** BEGIN Records supplied **

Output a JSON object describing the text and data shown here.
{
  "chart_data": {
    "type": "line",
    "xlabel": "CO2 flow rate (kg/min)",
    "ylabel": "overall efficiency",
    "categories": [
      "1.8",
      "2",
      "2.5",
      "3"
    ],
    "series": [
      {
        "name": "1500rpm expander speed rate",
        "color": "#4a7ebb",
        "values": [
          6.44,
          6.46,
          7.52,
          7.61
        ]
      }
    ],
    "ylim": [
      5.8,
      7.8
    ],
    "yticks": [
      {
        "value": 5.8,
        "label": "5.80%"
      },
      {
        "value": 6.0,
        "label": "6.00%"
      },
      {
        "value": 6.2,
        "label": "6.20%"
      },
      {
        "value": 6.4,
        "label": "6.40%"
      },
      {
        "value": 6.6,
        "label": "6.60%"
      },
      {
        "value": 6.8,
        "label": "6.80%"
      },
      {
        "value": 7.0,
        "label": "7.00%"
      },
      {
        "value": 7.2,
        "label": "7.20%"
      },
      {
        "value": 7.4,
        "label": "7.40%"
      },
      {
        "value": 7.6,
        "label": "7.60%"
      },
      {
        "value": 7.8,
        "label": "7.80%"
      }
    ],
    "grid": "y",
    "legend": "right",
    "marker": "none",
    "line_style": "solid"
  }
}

** END Records supplied **

- Your instructions
Write out the entries above once more, without altering anything.

- Problem solution
Output a JSON object describing the text and data shown here.
{
  "chart_data": {
    "type": "line",
    "xlabel": "CO2 flow rate (kg/min)",
    "ylabel": "overall efficiency",
    "categories": [
      "1.8",
      "2",
      "2.5",
      "3"
    ],
    "series": [
      {
        "name": "1500rpm expander speed rate",
        "color": "#4a7ebb",
        "values": [
          6.44,
          6.46,
          7.52,
          7.61
        ]
      }
    ],
    "ylim": [
      5.8,
      7.8
    ],
    "yticks": [
      {
        "value": 5.8,
        "label": "5.80%"
      },
      {
        "value": 6.0,
        "label": "6.00%"
      },
      {
        "value": 6.2,
        "label": "6.20%"
      },
      {
        "value": 6.4,
        "label": "6.40%"
      },
      {
        "value": 6.6,
        "label": "6.60%"
      },
      {
        "value": 6.8,
        "label": "6.80%"
      },
      {
        "value": 7.0,
        "label": "7.00%"
      },
      {
        "value": 7.2,
        "label": "7.20%"
      },
      {
        "value": 7.4,
        "label": "7.40%"
      },
      {
        "value": 7.6,
        "label": "7.60%"
      },
      {
        "value": 7.8,
        "label": "7.80%"
      }
    ],
    "grid": "y",
    "legend": "right",
    "marker": "none",
    "line_style": "solid"
  }
}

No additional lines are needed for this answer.